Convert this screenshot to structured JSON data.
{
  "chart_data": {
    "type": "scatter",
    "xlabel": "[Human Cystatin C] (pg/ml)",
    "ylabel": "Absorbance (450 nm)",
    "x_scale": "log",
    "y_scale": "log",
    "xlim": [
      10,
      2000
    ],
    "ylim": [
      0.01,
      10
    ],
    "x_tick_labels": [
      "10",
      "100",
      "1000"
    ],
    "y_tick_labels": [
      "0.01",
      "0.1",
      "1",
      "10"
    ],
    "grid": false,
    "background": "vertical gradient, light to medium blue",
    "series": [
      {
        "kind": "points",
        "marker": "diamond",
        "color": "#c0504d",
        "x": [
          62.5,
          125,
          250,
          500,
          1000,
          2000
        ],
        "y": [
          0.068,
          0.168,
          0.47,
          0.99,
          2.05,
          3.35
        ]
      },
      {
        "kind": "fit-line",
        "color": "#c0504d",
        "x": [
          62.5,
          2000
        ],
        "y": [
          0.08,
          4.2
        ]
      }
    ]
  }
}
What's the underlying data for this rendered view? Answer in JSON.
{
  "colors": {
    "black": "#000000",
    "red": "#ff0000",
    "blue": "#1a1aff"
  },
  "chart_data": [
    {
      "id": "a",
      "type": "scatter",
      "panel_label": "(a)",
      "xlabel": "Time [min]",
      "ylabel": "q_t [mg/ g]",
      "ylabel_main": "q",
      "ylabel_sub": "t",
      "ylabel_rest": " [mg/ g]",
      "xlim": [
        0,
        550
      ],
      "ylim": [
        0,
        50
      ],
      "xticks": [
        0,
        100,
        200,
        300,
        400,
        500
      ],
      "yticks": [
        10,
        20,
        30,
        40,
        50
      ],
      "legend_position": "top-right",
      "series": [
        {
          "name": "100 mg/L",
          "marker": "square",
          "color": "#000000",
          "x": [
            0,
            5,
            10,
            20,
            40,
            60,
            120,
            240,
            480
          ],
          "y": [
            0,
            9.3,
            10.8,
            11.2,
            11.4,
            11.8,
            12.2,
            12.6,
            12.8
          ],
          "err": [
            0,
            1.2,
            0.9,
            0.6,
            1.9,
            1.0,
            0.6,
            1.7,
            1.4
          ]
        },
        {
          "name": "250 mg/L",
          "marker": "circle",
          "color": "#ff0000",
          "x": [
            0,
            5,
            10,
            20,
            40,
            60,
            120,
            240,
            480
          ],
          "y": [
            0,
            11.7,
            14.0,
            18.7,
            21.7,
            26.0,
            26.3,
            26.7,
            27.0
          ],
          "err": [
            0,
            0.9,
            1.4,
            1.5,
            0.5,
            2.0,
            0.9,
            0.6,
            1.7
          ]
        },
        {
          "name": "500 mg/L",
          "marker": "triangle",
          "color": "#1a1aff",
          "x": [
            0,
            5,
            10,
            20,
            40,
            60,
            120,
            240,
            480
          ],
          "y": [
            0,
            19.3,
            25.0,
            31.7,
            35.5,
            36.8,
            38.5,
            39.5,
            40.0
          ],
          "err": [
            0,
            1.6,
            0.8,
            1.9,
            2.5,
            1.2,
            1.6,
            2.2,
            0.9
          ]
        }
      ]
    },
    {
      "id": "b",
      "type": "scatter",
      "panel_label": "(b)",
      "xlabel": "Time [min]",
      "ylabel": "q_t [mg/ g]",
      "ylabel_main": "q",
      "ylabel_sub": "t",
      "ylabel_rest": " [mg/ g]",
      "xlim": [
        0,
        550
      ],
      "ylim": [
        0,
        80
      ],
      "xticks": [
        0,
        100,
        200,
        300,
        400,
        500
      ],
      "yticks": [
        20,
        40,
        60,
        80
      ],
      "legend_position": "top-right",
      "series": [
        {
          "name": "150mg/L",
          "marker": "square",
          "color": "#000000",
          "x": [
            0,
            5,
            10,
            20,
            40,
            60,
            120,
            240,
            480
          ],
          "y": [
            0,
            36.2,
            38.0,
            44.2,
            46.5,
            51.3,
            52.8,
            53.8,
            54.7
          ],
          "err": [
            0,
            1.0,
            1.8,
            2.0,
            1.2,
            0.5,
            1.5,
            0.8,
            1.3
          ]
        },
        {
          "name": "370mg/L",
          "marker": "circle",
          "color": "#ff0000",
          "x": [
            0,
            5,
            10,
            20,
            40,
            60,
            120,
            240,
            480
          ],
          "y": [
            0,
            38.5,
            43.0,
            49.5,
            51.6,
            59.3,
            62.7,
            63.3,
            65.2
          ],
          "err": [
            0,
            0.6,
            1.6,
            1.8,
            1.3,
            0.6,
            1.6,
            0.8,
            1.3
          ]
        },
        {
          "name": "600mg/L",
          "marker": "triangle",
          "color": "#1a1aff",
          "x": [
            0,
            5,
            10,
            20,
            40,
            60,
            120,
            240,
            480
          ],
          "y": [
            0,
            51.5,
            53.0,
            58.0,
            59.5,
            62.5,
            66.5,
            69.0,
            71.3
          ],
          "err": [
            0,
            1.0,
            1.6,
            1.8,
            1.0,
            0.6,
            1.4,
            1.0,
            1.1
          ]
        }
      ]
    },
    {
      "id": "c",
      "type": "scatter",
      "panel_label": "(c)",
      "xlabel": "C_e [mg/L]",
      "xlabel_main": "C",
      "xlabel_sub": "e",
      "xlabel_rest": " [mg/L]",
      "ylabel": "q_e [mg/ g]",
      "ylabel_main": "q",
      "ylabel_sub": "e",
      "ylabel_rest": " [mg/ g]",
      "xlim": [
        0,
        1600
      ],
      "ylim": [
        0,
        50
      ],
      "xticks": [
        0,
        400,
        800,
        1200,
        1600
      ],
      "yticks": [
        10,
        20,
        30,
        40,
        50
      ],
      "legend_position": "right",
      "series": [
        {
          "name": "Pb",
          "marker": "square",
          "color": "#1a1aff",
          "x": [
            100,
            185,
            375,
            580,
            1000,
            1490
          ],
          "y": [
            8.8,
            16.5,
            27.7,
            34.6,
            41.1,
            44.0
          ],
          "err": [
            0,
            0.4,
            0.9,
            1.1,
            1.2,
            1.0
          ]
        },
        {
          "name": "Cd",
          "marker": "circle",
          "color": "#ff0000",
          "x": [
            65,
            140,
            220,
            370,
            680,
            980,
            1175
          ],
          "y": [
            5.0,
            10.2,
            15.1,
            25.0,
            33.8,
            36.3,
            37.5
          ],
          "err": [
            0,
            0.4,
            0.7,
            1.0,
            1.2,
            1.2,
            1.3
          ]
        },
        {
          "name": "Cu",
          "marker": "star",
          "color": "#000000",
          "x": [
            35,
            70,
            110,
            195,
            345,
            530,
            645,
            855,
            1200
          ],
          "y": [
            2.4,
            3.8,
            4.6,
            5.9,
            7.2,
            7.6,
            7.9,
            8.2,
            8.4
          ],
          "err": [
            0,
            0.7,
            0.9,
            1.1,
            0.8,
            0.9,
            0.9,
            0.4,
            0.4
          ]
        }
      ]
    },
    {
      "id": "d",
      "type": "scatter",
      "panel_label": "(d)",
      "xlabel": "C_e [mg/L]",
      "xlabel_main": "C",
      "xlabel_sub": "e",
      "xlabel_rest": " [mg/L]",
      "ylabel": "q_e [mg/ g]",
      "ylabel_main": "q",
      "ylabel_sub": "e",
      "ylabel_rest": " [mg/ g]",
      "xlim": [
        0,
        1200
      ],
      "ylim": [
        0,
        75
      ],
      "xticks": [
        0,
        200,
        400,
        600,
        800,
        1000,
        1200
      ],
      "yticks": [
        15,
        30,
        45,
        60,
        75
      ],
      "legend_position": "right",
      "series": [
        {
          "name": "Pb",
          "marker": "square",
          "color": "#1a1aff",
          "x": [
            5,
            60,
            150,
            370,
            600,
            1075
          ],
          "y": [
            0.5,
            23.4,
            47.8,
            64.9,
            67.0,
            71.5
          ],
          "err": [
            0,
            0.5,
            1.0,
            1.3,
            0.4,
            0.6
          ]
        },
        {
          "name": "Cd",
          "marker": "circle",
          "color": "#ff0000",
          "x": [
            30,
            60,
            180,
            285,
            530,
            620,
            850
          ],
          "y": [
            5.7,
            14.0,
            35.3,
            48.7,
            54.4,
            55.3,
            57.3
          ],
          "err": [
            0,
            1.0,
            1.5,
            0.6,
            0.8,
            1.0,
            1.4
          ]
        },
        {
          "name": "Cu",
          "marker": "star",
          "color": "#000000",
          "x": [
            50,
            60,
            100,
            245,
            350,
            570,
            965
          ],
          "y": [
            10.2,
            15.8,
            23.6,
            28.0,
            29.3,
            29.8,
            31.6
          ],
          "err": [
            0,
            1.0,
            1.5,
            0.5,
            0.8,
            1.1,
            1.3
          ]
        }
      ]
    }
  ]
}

# # # # # # #

▶ _What is needed_
What is the number of lines in these records that contain "name"? Reply with the number only.

▶ _Solution below_
12